(Study material Opens)

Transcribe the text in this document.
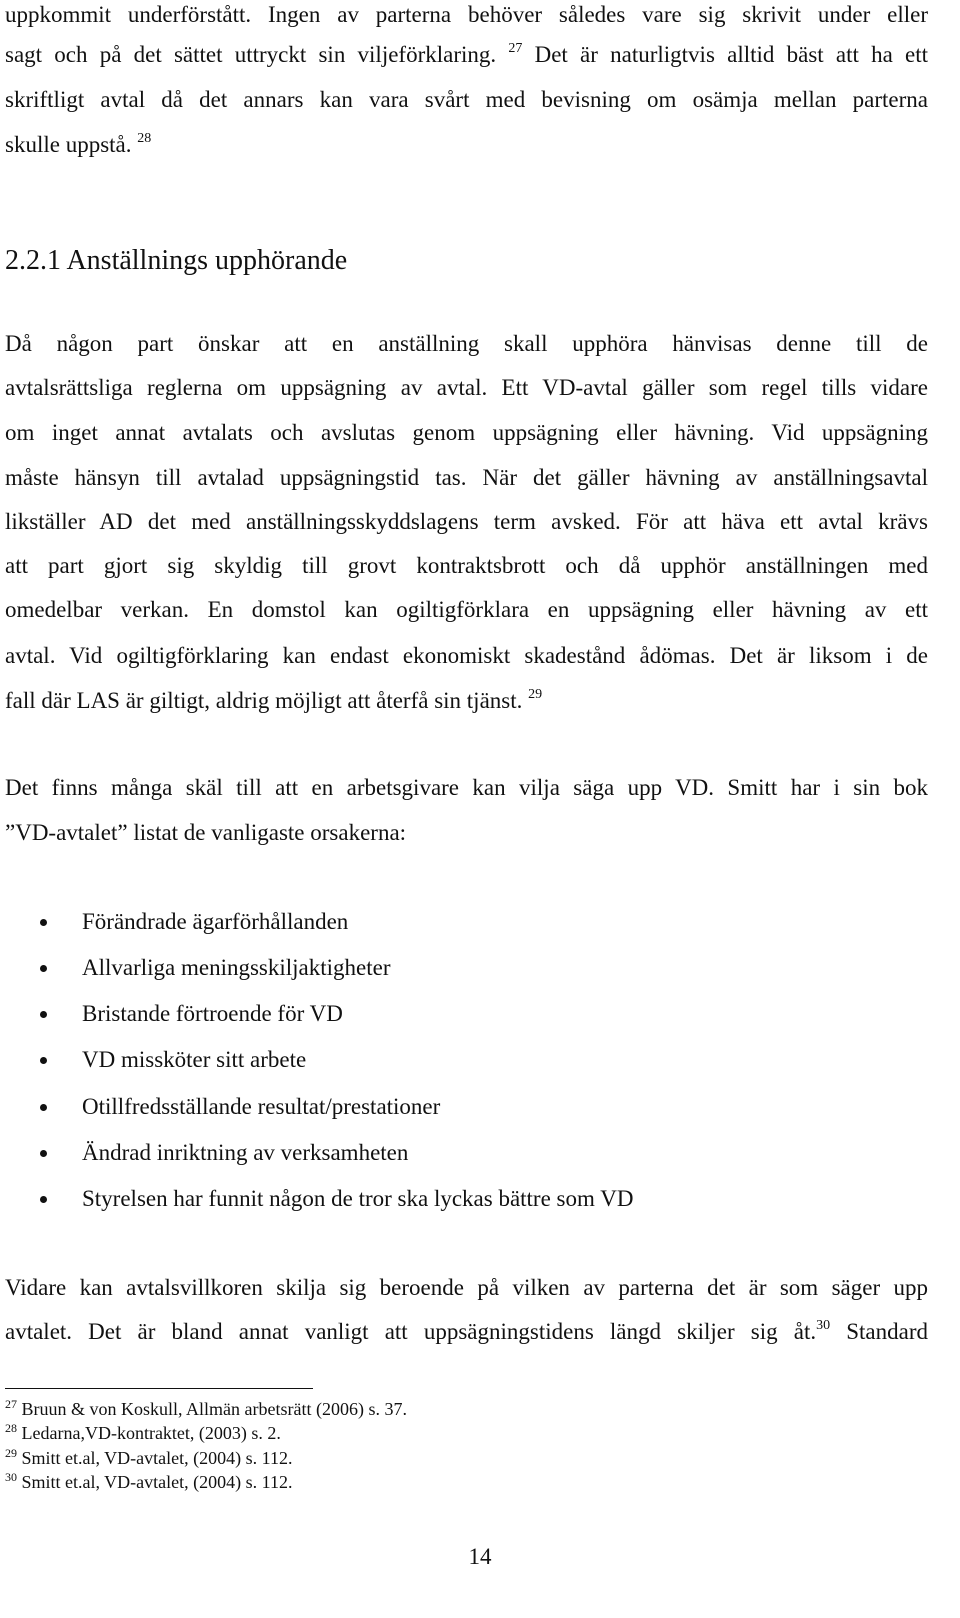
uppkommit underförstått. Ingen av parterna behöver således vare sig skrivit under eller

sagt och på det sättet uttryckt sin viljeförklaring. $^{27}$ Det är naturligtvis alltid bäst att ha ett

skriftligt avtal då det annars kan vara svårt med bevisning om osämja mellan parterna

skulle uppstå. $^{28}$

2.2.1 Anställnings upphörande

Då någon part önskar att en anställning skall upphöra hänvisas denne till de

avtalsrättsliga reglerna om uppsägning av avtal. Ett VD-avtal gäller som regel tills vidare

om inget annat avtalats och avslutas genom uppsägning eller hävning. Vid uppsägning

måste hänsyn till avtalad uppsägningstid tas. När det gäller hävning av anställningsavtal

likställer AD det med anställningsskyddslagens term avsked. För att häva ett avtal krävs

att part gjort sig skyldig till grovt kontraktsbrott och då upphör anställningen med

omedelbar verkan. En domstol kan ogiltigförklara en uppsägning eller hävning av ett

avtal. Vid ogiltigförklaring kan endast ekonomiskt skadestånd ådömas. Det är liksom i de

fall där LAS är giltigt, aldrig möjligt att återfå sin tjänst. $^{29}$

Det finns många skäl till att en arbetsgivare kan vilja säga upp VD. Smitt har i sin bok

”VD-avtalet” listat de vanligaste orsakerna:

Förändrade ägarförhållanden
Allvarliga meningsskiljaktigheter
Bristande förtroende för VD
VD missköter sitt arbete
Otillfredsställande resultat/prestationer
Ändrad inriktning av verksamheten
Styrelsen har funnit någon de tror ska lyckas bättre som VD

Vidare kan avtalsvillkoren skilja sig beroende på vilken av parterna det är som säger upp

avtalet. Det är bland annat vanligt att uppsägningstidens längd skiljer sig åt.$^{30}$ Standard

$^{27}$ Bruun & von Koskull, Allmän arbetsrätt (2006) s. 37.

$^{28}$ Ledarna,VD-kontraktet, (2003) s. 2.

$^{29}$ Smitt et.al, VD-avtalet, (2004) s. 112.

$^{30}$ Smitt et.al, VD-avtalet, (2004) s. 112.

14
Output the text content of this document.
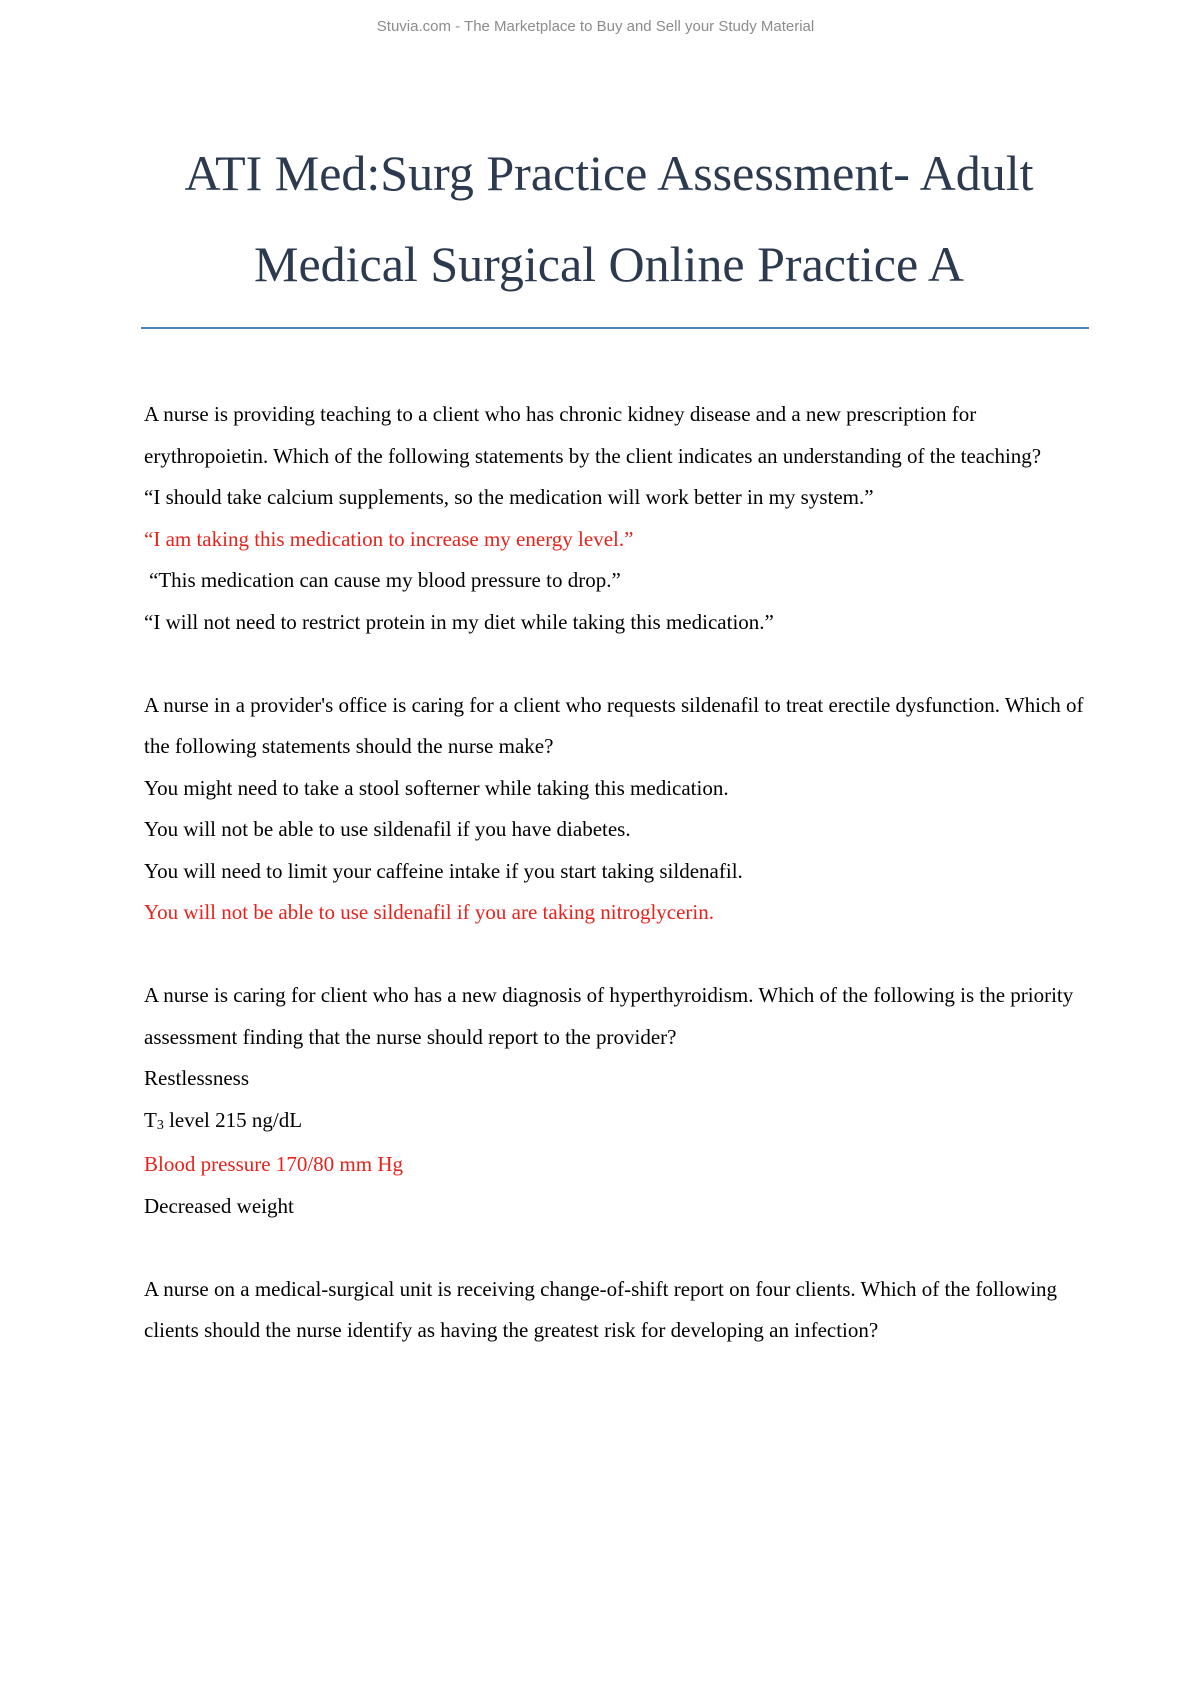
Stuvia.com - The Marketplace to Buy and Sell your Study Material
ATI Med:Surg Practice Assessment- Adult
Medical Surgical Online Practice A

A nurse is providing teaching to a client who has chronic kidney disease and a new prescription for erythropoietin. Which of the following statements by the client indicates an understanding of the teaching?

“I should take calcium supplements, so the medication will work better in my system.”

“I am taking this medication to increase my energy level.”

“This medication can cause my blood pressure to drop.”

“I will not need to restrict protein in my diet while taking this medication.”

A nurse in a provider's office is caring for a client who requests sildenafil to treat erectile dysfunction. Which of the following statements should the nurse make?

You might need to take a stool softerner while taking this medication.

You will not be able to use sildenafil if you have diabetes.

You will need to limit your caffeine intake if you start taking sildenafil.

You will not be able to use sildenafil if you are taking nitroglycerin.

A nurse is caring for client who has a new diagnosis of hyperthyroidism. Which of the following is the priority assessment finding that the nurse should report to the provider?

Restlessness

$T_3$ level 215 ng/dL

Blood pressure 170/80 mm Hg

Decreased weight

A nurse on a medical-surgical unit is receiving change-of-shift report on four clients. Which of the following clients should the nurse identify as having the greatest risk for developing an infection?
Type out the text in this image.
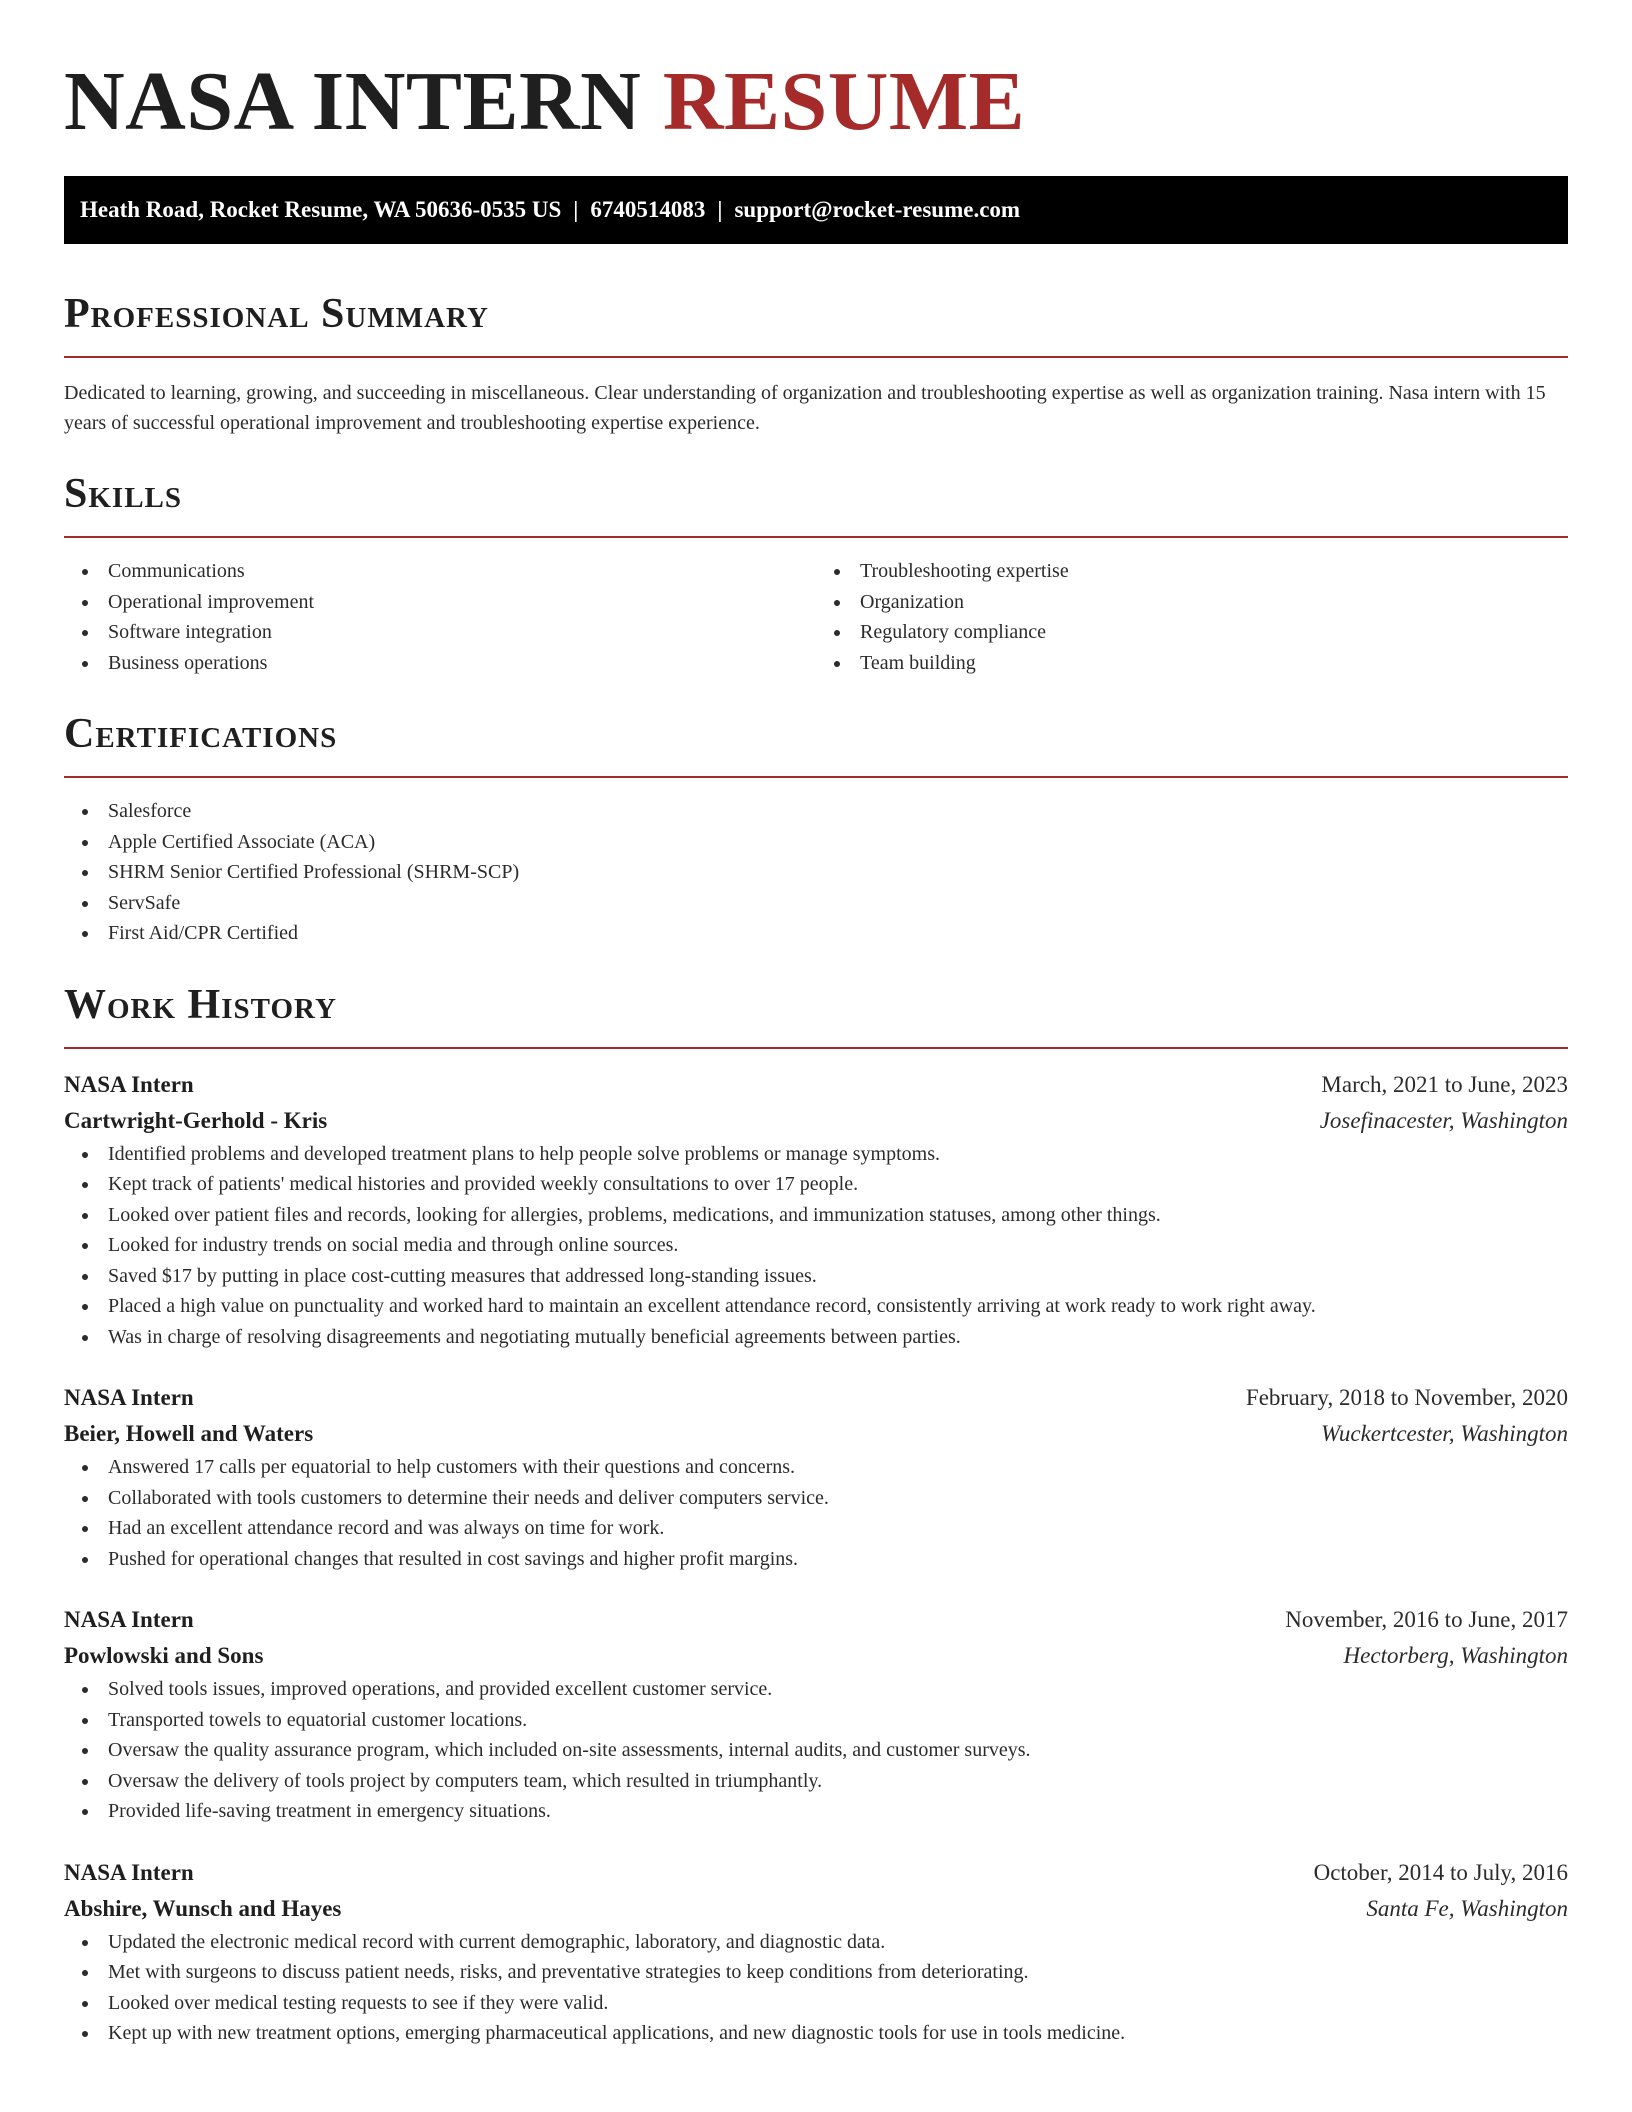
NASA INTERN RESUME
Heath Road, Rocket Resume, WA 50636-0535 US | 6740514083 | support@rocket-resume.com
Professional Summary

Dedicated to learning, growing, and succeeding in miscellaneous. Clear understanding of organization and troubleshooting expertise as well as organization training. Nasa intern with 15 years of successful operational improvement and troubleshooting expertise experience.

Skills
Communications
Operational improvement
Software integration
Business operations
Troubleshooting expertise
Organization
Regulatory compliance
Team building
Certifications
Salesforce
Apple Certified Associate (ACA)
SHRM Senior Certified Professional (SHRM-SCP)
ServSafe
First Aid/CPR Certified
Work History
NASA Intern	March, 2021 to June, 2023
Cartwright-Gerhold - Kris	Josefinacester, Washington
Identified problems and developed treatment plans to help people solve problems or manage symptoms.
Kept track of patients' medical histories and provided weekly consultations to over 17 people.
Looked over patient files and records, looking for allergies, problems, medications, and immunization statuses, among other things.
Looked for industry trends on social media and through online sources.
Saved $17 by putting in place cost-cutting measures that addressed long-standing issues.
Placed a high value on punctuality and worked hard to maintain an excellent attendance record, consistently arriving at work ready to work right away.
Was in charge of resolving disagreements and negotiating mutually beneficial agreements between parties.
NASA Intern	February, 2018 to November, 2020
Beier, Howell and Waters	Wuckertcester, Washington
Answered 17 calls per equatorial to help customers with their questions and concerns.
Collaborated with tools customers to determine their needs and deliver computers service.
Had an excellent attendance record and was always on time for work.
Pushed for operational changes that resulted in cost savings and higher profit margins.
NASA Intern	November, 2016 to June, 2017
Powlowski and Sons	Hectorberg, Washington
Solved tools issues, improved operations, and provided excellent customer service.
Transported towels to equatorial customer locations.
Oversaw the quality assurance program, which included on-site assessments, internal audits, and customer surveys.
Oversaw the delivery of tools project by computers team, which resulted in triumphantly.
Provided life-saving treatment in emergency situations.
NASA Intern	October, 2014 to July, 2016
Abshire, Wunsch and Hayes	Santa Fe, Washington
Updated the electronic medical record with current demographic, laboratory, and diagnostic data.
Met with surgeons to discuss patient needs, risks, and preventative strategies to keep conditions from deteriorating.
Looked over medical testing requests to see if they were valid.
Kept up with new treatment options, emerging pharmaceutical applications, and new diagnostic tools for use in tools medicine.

(Study material Closes)

▸ Work instructions: Give only the number of lines in the preceding data that include the word "Certified".

▸ Written answer: 3